YOUR TASK: Note how many lines hold the string "name" and give that number without any other words.

GIVEN DATA:
>>
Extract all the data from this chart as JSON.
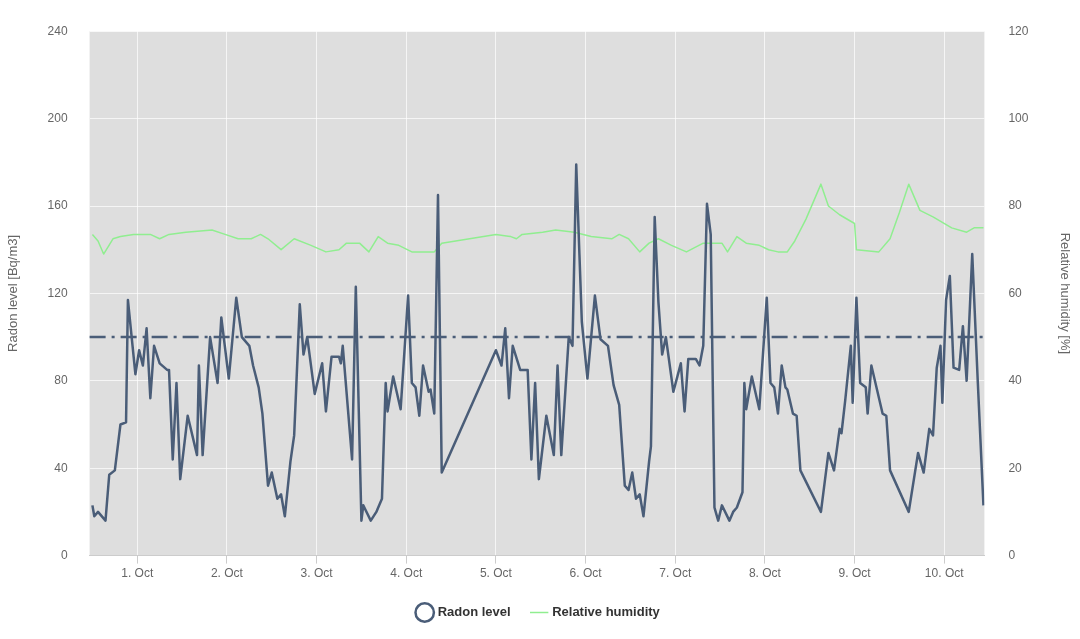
{
  "chart_data": {
    "type": "line",
    "xlim": [
      "--09-30T11:15",
      "--10-10T10:45"
    ],
    "xticks": [
      {
        "value": "--10-01",
        "label": "1. Oct"
      },
      {
        "value": "--10-02",
        "label": "2. Oct"
      },
      {
        "value": "--10-03",
        "label": "3. Oct"
      },
      {
        "value": "--10-04",
        "label": "4. Oct"
      },
      {
        "value": "--10-05",
        "label": "5. Oct"
      },
      {
        "value": "--10-06",
        "label": "6. Oct"
      },
      {
        "value": "--10-07",
        "label": "7. Oct"
      },
      {
        "value": "--10-08",
        "label": "8. Oct"
      },
      {
        "value": "--10-09",
        "label": "9. Oct"
      },
      {
        "value": "--10-10",
        "label": "10. Oct"
      }
    ],
    "ylabel": "Radon level [Bq/m3]",
    "y2label": "Relative humidity [%]",
    "ylim": [
      0,
      240
    ],
    "yticks": [
      0,
      40,
      80,
      120,
      160,
      200,
      240
    ],
    "y2lim": [
      0,
      120
    ],
    "y2ticks": [
      0,
      20,
      40,
      60,
      80,
      100,
      120
    ],
    "grid": true,
    "legend": "bottom",
    "marker": "none",
    "line_style": "solid",
    "ref_lines": [
      {
        "axis": "y",
        "value": 100,
        "color": "#4a5d78",
        "line_style": "dashed"
      }
    ],
    "series": [
      {
        "name": "Radon level",
        "color": "#4a5d78",
        "x": [
          "--09-30T12:00",
          "--09-30T12:30",
          "--09-30T13:30",
          "--09-30T15:30",
          "--09-30T16:30",
          "--09-30T18:00",
          "--09-30T19:30",
          "--09-30T21:00",
          "--09-30T21:30",
          "--09-30T23:30",
          "--10-01T00:30",
          "--10-01T01:30",
          "--10-01T02:30",
          "--10-01T03:30",
          "--10-01T04:30",
          "--10-01T06:00",
          "--10-01T08:00",
          "--10-01T08:30",
          "--10-01T09:30",
          "--10-01T10:30",
          "--10-01T11:30",
          "--10-01T13:30",
          "--10-01T16:00",
          "--10-01T16:30",
          "--10-01T17:30",
          "--10-01T19:30",
          "--10-01T21:30",
          "--10-01T22:30",
          "--10-02T00:30",
          "--10-02T02:30",
          "--10-02T04:00",
          "--10-02T06:00",
          "--10-02T07:00",
          "--10-02T08:30",
          "--10-02T09:30",
          "--10-02T11:00",
          "--10-02T12:00",
          "--10-02T13:30",
          "--10-02T14:30",
          "--10-02T15:30",
          "--10-02T17:00",
          "--10-02T18:00",
          "--10-02T19:30",
          "--10-02T20:30",
          "--10-02T21:30",
          "--10-02T23:30",
          "--10-03T01:30",
          "--10-03T02:30",
          "--10-03T04:00",
          "--10-03T06:00",
          "--10-03T06:30",
          "--10-03T07:00",
          "--10-03T09:30",
          "--10-03T10:30",
          "--10-03T12:00",
          "--10-03T12:30",
          "--10-03T14:30",
          "--10-03T16:00",
          "--10-03T17:30",
          "--10-03T18:30",
          "--10-03T19:00",
          "--10-03T20:30",
          "--10-03T22:30",
          "--10-04T00:30",
          "--10-04T01:30",
          "--10-04T02:30",
          "--10-04T03:30",
          "--10-04T04:30",
          "--10-04T06:00",
          "--10-04T06:30",
          "--10-04T07:30",
          "--10-04T08:30",
          "--10-04T09:30",
          "--10-05T00:00",
          "--10-05T01:30",
          "--10-05T02:30",
          "--10-05T03:30",
          "--10-05T04:30",
          "--10-05T06:30",
          "--10-05T08:30",
          "--10-05T09:30",
          "--10-05T10:30",
          "--10-05T11:30",
          "--10-05T13:30",
          "--10-05T15:30",
          "--10-05T16:30",
          "--10-05T17:30",
          "--10-05T19:30",
          "--10-05T20:30",
          "--10-05T21:30",
          "--10-05T23:00",
          "--10-06T00:30",
          "--10-06T02:30",
          "--10-06T04:00",
          "--10-06T06:00",
          "--10-06T07:30",
          "--10-06T09:00",
          "--10-06T10:30",
          "--10-06T11:30",
          "--10-06T12:30",
          "--10-06T13:30",
          "--10-06T14:30",
          "--10-06T15:30",
          "--10-06T17:00",
          "--10-06T17:30",
          "--10-06T18:30",
          "--10-06T19:30",
          "--10-06T20:30",
          "--10-06T21:30",
          "--10-06T23:30",
          "--10-07T01:30",
          "--10-07T02:30",
          "--10-07T03:30",
          "--10-07T05:30",
          "--10-07T06:30",
          "--10-07T07:30",
          "--10-07T08:30",
          "--10-07T09:30",
          "--10-07T10:30",
          "--10-07T11:30",
          "--10-07T12:30",
          "--10-07T14:30",
          "--10-07T15:30",
          "--10-07T16:30",
          "--10-07T18:00",
          "--10-07T18:30",
          "--10-07T19:00",
          "--10-07T20:30",
          "--10-07T22:30",
          "--10-08T00:30",
          "--10-08T01:30",
          "--10-08T02:30",
          "--10-08T03:30",
          "--10-08T04:30",
          "--10-08T05:30",
          "--10-08T06:00",
          "--10-08T07:30",
          "--10-08T08:30",
          "--10-08T09:30",
          "--10-08T15:00",
          "--10-08T17:00",
          "--10-08T18:30",
          "--10-08T20:00",
          "--10-08T20:30",
          "--10-08T21:30",
          "--10-08T23:00",
          "--10-08T23:30",
          "--10-09T00:30",
          "--10-09T01:30",
          "--10-09T03:00",
          "--10-09T03:30",
          "--10-09T04:30",
          "--10-09T06:00",
          "--10-09T07:30",
          "--10-09T08:30",
          "--10-09T09:30",
          "--10-09T14:30",
          "--10-09T17:00",
          "--10-09T18:30",
          "--10-09T20:00",
          "--10-09T21:00",
          "--10-09T22:00",
          "--10-09T23:00",
          "--10-09T23:30",
          "--10-10T00:30",
          "--10-10T01:30",
          "--10-10T02:30",
          "--10-10T04:00",
          "--10-10T05:00",
          "--10-10T06:00",
          "--10-10T07:30",
          "--10-10T09:00",
          "--10-10T10:30"
        ],
        "values": [
          23,
          18,
          20,
          16,
          37,
          39,
          60,
          61,
          117,
          83,
          94,
          87,
          104,
          72,
          96,
          88,
          85,
          85,
          44,
          79,
          35,
          64,
          46,
          87,
          46,
          100,
          79,
          109,
          81,
          118,
          100,
          96,
          87,
          77,
          65,
          32,
          38,
          26,
          28,
          18,
          43,
          55,
          115,
          92,
          100,
          74,
          88,
          66,
          91,
          91,
          88,
          96,
          44,
          123,
          16,
          23,
          16,
          20,
          26,
          79,
          66,
          82,
          67,
          119,
          79,
          77,
          64,
          87,
          75,
          76,
          65,
          165,
          38,
          94,
          87,
          104,
          72,
          96,
          85,
          85,
          44,
          79,
          35,
          64,
          46,
          87,
          46,
          100,
          96,
          179,
          107,
          81,
          119,
          99,
          96,
          78,
          69,
          32,
          30,
          38,
          26,
          28,
          18,
          43,
          50,
          155,
          116,
          92,
          100,
          75,
          88,
          66,
          90,
          90,
          87,
          96,
          161,
          147,
          22,
          16,
          23,
          16,
          20,
          22,
          29,
          79,
          67,
          82,
          67,
          118,
          79,
          77,
          65,
          87,
          77,
          76,
          65,
          64,
          39,
          20,
          47,
          39,
          58,
          56,
          71,
          96,
          70,
          118,
          79,
          77,
          65,
          87,
          76,
          65,
          64,
          39,
          20,
          47,
          38,
          58,
          55,
          86,
          96,
          70,
          117,
          128,
          86,
          85,
          105,
          80,
          138,
          79,
          23
        ]
      },
      {
        "name": "Relative humidity",
        "color": "#90ee90",
        "axis": "y2",
        "x": [
          "--09-30T12:00",
          "--09-30T13:30",
          "--09-30T15:00",
          "--09-30T17:30",
          "--09-30T19:30",
          "--09-30T23:00",
          "--10-01T03:30",
          "--10-01T06:00",
          "--10-01T08:30",
          "--10-01T13:00",
          "--10-01T20:00",
          "--10-01T23:30",
          "--10-02T03:00",
          "--10-02T06:30",
          "--10-02T09:00",
          "--10-02T11:00",
          "--10-02T14:30",
          "--10-02T18:00",
          "--10-02T22:30",
          "--10-03T02:30",
          "--10-03T06:00",
          "--10-03T08:00",
          "--10-03T11:30",
          "--10-03T14:00",
          "--10-03T16:30",
          "--10-03T19:00",
          "--10-03T22:00",
          "--10-04T01:30",
          "--10-04T07:30",
          "--10-04T09:30",
          "--10-05T00:00",
          "--10-05T04:00",
          "--10-05T05:30",
          "--10-05T07:00",
          "--10-05T12:30",
          "--10-05T16:00",
          "--10-05T21:00",
          "--10-06T01:30",
          "--10-06T07:00",
          "--10-06T09:00",
          "--10-06T11:30",
          "--10-06T14:30",
          "--10-06T17:00",
          "--10-06T19:30",
          "--10-06T23:00",
          "--10-07T03:00",
          "--10-07T07:30",
          "--10-07T10:00",
          "--10-07T12:30",
          "--10-07T14:00",
          "--10-07T16:30",
          "--10-07T19:00",
          "--10-07T22:30",
          "--10-08T01:00",
          "--10-08T03:30",
          "--10-08T06:00",
          "--10-08T08:00",
          "--10-08T11:00",
          "--10-08T15:00",
          "--10-08T17:00",
          "--10-08T20:00",
          "--10-09T00:00",
          "--10-09T00:30",
          "--10-09T06:30",
          "--10-09T09:30",
          "--10-09T12:00",
          "--10-09T14:30",
          "--10-09T17:30",
          "--10-09T21:00",
          "--10-10T02:00",
          "--10-10T06:00",
          "--10-10T08:00",
          "--10-10T10:30"
        ],
        "values": [
          73.5,
          72,
          69,
          72.5,
          73,
          73.5,
          73.5,
          72.5,
          73.5,
          74,
          74.5,
          73.5,
          72.5,
          72.5,
          73.5,
          72.5,
          70,
          72.5,
          71,
          69.5,
          70,
          71.5,
          71.5,
          69.5,
          73,
          71.5,
          71,
          69.5,
          69.5,
          71.5,
          73.5,
          73,
          72.5,
          73.5,
          74,
          74.5,
          74,
          73,
          72.5,
          73.5,
          72.5,
          69.5,
          71.5,
          72.5,
          71,
          69.5,
          71.5,
          71.5,
          71.5,
          69.5,
          73,
          71.5,
          71,
          70,
          69.5,
          69.5,
          72,
          77,
          85,
          80,
          78,
          76,
          70,
          69.5,
          72.5,
          78.5,
          85,
          79,
          77.5,
          75,
          74,
          75,
          75
        ]
      }
    ]
  }
}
<<
RESPONSE TO THIS TASK: 2